- _Direction_: Set down the records once more, please, exactly and with the pictures left out.
## begin Task material
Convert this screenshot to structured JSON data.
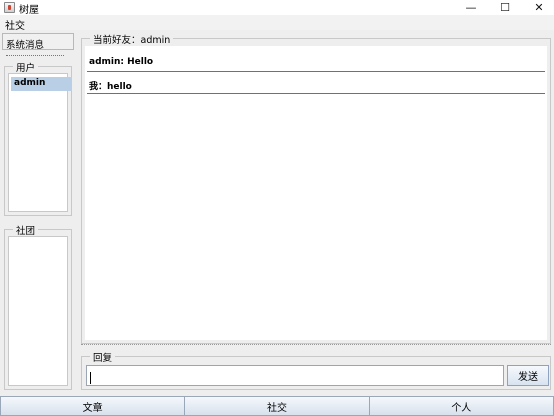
{
  "window": {
    "title": "树屋",
    "minimize": "—",
    "maximize": "☐",
    "close": "✕"
  },
  "menu": {
    "social": "社交"
  },
  "sidebar": {
    "system_tab": "系统消息",
    "users_title": "用户",
    "users": [
      "admin"
    ],
    "groups_title": "社团"
  },
  "chat": {
    "title": "当前好友：admin",
    "messages": [
      {
        "text": "admin: Hello"
      },
      {
        "text": "我：hello"
      }
    ]
  },
  "reply": {
    "title": "回复",
    "input_value": "",
    "send_label": "发送"
  },
  "bottom_tabs": [
    "文章",
    "社交",
    "个人"
  ]
}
## end Task material
- _Response to this task_:
Convert this screenshot to structured JSON data.
{
  "window": {
    "title": "树屋",
    "minimize": "—",
    "maximize": "☐",
    "close": "✕"
  },
  "menu": {
    "social": "社交"
  },
  "sidebar": {
    "system_tab": "系统消息",
    "users_title": "用户",
    "users": [
      "admin"
    ],
    "groups_title": "社团"
  },
  "chat": {
    "title": "当前好友：admin",
    "messages": [
      {
        "text": "admin: Hello"
      },
      {
        "text": "我：hello"
      }
    ]
  },
  "reply": {
    "title": "回复",
    "input_value": "",
    "send_label": "发送"
  },
  "bottom_tabs": [
    "文章",
    "社交",
    "个人"
  ]
}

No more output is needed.